▸ SUPPLIED RECORDS:
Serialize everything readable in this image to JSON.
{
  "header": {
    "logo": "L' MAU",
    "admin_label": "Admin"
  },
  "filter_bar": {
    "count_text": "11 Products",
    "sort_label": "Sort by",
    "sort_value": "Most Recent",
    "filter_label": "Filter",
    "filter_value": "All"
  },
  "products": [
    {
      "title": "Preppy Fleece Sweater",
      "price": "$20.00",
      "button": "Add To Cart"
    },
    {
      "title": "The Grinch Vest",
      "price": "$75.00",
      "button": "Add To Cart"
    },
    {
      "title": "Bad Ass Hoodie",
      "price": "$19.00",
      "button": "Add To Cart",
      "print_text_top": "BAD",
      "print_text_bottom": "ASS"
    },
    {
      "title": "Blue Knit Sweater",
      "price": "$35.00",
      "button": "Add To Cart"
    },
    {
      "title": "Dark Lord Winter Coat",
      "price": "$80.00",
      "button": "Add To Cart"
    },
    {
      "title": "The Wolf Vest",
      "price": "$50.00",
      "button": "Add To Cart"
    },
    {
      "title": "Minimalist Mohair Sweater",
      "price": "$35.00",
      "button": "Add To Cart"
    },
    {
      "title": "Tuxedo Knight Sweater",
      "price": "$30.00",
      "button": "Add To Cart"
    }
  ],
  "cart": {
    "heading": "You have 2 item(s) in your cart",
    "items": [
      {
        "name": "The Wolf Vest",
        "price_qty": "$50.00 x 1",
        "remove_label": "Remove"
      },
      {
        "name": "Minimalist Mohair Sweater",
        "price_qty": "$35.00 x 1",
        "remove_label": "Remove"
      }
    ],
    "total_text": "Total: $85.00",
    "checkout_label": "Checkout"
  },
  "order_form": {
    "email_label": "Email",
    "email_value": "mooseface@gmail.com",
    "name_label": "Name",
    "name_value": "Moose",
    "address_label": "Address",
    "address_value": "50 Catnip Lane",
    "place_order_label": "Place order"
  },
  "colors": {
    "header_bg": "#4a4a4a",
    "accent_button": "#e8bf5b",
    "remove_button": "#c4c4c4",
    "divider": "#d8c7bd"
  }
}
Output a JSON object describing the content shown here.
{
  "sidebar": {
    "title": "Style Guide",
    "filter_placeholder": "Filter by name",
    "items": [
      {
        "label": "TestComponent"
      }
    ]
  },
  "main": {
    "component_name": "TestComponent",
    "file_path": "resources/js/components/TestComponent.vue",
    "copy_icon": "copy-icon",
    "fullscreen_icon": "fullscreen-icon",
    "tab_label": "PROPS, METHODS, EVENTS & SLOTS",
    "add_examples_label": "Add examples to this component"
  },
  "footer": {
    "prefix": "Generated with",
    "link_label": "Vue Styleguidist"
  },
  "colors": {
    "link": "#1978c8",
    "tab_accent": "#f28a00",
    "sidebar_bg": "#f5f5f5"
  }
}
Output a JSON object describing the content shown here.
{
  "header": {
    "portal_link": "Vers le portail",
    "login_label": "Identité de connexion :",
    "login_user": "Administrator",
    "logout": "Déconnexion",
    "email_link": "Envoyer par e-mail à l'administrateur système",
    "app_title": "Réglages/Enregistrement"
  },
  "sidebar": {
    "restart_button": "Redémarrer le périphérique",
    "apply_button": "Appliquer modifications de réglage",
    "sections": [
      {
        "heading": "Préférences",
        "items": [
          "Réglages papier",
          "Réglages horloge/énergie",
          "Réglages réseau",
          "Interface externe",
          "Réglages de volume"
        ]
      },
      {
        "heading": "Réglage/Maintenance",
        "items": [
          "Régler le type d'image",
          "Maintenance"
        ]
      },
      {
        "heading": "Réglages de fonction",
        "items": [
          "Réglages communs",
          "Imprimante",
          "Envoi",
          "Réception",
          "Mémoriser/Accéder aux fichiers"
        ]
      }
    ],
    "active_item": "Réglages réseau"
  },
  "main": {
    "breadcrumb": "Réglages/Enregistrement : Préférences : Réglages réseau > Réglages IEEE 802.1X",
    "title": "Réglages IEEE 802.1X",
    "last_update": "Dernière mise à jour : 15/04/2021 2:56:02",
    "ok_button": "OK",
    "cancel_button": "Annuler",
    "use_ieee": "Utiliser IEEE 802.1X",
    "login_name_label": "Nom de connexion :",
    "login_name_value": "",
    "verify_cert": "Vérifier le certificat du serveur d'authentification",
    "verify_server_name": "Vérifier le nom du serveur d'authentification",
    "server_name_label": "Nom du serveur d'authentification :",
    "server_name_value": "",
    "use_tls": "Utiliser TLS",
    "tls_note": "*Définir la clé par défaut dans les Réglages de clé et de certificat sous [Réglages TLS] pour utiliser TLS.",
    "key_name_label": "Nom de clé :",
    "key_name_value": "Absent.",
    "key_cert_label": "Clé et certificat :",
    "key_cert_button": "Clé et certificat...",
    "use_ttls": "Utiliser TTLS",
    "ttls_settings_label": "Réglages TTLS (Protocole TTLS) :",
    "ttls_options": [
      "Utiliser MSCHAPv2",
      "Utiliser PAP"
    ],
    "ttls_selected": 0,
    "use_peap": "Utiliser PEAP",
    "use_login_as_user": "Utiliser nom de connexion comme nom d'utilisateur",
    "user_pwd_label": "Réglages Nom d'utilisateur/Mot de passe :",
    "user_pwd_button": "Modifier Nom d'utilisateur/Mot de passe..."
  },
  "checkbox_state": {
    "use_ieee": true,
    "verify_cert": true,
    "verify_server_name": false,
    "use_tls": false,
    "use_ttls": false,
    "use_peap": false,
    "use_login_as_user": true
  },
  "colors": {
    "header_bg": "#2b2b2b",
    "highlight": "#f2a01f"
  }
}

▸ TO BE DONE: Print out every entry, keeping each one exact.

▸ THE COMPLETED TASK:
Serialize everything readable in this image to JSON.
{
  "header": {
    "logo": "L' MAU",
    "admin_label": "Admin"
  },
  "filter_bar": {
    "count_text": "11 Products",
    "sort_label": "Sort by",
    "sort_value": "Most Recent",
    "filter_label": "Filter",
    "filter_value": "All"
  },
  "products": [
    {
      "title": "Preppy Fleece Sweater",
      "price": "$20.00",
      "button": "Add To Cart"
    },
    {
      "title": "The Grinch Vest",
      "price": "$75.00",
      "button": "Add To Cart"
    },
    {
      "title": "Bad Ass Hoodie",
      "price": "$19.00",
      "button": "Add To Cart",
      "print_text_top": "BAD",
      "print_text_bottom": "ASS"
    },
    {
      "title": "Blue Knit Sweater",
      "price": "$35.00",
      "button": "Add To Cart"
    },
    {
      "title": "Dark Lord Winter Coat",
      "price": "$80.00",
      "button": "Add To Cart"
    },
    {
      "title": "The Wolf Vest",
      "price": "$50.00",
      "button": "Add To Cart"
    },
    {
      "title": "Minimalist Mohair Sweater",
      "price": "$35.00",
      "button": "Add To Cart"
    },
    {
      "title": "Tuxedo Knight Sweater",
      "price": "$30.00",
      "button": "Add To Cart"
    }
  ],
  "cart": {
    "heading": "You have 2 item(s) in your cart",
    "items": [
      {
        "name": "The Wolf Vest",
        "price_qty": "$50.00 x 1",
        "remove_label": "Remove"
      },
      {
        "name": "Minimalist Mohair Sweater",
        "price_qty": "$35.00 x 1",
        "remove_label": "Remove"
      }
    ],
    "total_text": "Total: $85.00",
    "checkout_label": "Checkout"
  },
  "order_form": {
    "email_label": "Email",
    "email_value": "mooseface@gmail.com",
    "name_label": "Name",
    "name_value": "Moose",
    "address_label": "Address",
    "address_value": "50 Catnip Lane",
    "place_order_label": "Place order"
  },
  "colors": {
    "header_bg": "#4a4a4a",
    "accent_button": "#e8bf5b",
    "remove_button": "#c4c4c4",
    "divider": "#d8c7bd"
  }
}
Output a JSON object describing the content shown here.
{
  "sidebar": {
    "title": "Style Guide",
    "filter_placeholder": "Filter by name",
    "items": [
      {
        "label": "TestComponent"
      }
    ]
  },
  "main": {
    "component_name": "TestComponent",
    "file_path": "resources/js/components/TestComponent.vue",
    "copy_icon": "copy-icon",
    "fullscreen_icon": "fullscreen-icon",
    "tab_label": "PROPS, METHODS, EVENTS & SLOTS",
    "add_examples_label": "Add examples to this component"
  },
  "footer": {
    "prefix": "Generated with",
    "link_label": "Vue Styleguidist"
  },
  "colors": {
    "link": "#1978c8",
    "tab_accent": "#f28a00",
    "sidebar_bg": "#f5f5f5"
  }
}
Output a JSON object describing the content shown here.
{
  "header": {
    "portal_link": "Vers le portail",
    "login_label": "Identité de connexion :",
    "login_user": "Administrator",
    "logout": "Déconnexion",
    "email_link": "Envoyer par e-mail à l'administrateur système",
    "app_title": "Réglages/Enregistrement"
  },
  "sidebar": {
    "restart_button": "Redémarrer le périphérique",
    "apply_button": "Appliquer modifications de réglage",
    "sections": [
      {
        "heading": "Préférences",
        "items": [
          "Réglages papier",
          "Réglages horloge/énergie",
          "Réglages réseau",
          "Interface externe",
          "Réglages de volume"
        ]
      },
      {
        "heading": "Réglage/Maintenance",
        "items": [
          "Régler le type d'image",
          "Maintenance"
        ]
      },
      {
        "heading": "Réglages de fonction",
        "items": [
          "Réglages communs",
          "Imprimante",
          "Envoi",
          "Réception",
          "Mémoriser/Accéder aux fichiers"
        ]
      }
    ],
    "active_item": "Réglages réseau"
  },
  "main": {
    "breadcrumb": "Réglages/Enregistrement : Préférences : Réglages réseau > Réglages IEEE 802.1X",
    "title": "Réglages IEEE 802.1X",
    "last_update": "Dernière mise à jour : 15/04/2021 2:56:02",
    "ok_button": "OK",
    "cancel_button": "Annuler",
    "use_ieee": "Utiliser IEEE 802.1X",
    "login_name_label": "Nom de connexion :",
    "login_name_value": "",
    "verify_cert": "Vérifier le certificat du serveur d'authentification",
    "verify_server_name": "Vérifier le nom du serveur d'authentification",
    "server_name_label": "Nom du serveur d'authentification :",
    "server_name_value": "",
    "use_tls": "Utiliser TLS",
    "tls_note": "*Définir la clé par défaut dans les Réglages de clé et de certificat sous [Réglages TLS] pour utiliser TLS.",
    "key_name_label": "Nom de clé :",
    "key_name_value": "Absent.",
    "key_cert_label": "Clé et certificat :",
    "key_cert_button": "Clé et certificat...",
    "use_ttls": "Utiliser TTLS",
    "ttls_settings_label": "Réglages TTLS (Protocole TTLS) :",
    "ttls_options": [
      "Utiliser MSCHAPv2",
      "Utiliser PAP"
    ],
    "ttls_selected": 0,
    "use_peap": "Utiliser PEAP",
    "use_login_as_user": "Utiliser nom de connexion comme nom d'utilisateur",
    "user_pwd_label": "Réglages Nom d'utilisateur/Mot de passe :",
    "user_pwd_button": "Modifier Nom d'utilisateur/Mot de passe..."
  },
  "checkbox_state": {
    "use_ieee": true,
    "verify_cert": true,
    "verify_server_name": false,
    "use_tls": false,
    "use_ttls": false,
    "use_peap": false,
    "use_login_as_user": true
  },
  "colors": {
    "header_bg": "#2b2b2b",
    "highlight": "#f2a01f"
  }
}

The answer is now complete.